Excerpts from a figure dataset
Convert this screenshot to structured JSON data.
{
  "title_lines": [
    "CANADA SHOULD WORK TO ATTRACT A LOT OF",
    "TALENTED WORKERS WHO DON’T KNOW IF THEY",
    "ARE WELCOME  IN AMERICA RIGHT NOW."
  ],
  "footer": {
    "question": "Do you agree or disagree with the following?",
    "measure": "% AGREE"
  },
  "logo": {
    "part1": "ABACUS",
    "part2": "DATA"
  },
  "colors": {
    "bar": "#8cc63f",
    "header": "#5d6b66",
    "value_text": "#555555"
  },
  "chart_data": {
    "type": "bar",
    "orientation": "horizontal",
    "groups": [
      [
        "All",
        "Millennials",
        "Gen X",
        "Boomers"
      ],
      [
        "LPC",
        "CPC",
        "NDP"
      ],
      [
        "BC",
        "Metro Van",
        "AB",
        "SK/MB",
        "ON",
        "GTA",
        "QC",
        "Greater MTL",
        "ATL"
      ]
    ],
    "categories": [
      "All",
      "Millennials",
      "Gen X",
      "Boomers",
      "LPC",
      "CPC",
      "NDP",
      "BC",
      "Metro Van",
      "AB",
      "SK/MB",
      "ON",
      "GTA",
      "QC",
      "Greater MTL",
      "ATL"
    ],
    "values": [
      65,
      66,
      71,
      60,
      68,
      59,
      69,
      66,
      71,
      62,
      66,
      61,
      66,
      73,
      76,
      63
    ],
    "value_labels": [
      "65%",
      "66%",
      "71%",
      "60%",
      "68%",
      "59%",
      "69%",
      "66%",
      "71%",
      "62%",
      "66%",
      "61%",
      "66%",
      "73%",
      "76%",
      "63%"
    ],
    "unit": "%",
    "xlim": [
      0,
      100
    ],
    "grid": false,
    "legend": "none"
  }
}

▶ _Aim of the task_:
Every record above must be duplicated exactly.

▶ _Exercise response_:
Convert this screenshot to structured JSON data.
{
  "title_lines": [
    "CANADA SHOULD WORK TO ATTRACT A LOT OF",
    "TALENTED WORKERS WHO DON’T KNOW IF THEY",
    "ARE WELCOME  IN AMERICA RIGHT NOW."
  ],
  "footer": {
    "question": "Do you agree or disagree with the following?",
    "measure": "% AGREE"
  },
  "logo": {
    "part1": "ABACUS",
    "part2": "DATA"
  },
  "colors": {
    "bar": "#8cc63f",
    "header": "#5d6b66",
    "value_text": "#555555"
  },
  "chart_data": {
    "type": "bar",
    "orientation": "horizontal",
    "groups": [
      [
        "All",
        "Millennials",
        "Gen X",
        "Boomers"
      ],
      [
        "LPC",
        "CPC",
        "NDP"
      ],
      [
        "BC",
        "Metro Van",
        "AB",
        "SK/MB",
        "ON",
        "GTA",
        "QC",
        "Greater MTL",
        "ATL"
      ]
    ],
    "categories": [
      "All",
      "Millennials",
      "Gen X",
      "Boomers",
      "LPC",
      "CPC",
      "NDP",
      "BC",
      "Metro Van",
      "AB",
      "SK/MB",
      "ON",
      "GTA",
      "QC",
      "Greater MTL",
      "ATL"
    ],
    "values": [
      65,
      66,
      71,
      60,
      68,
      59,
      69,
      66,
      71,
      62,
      66,
      61,
      66,
      73,
      76,
      63
    ],
    "value_labels": [
      "65%",
      "66%",
      "71%",
      "60%",
      "68%",
      "59%",
      "69%",
      "66%",
      "71%",
      "62%",
      "66%",
      "61%",
      "66%",
      "73%",
      "76%",
      "63%"
    ],
    "unit": "%",
    "xlim": [
      0,
      100
    ],
    "grid": false,
    "legend": "none"
  }
}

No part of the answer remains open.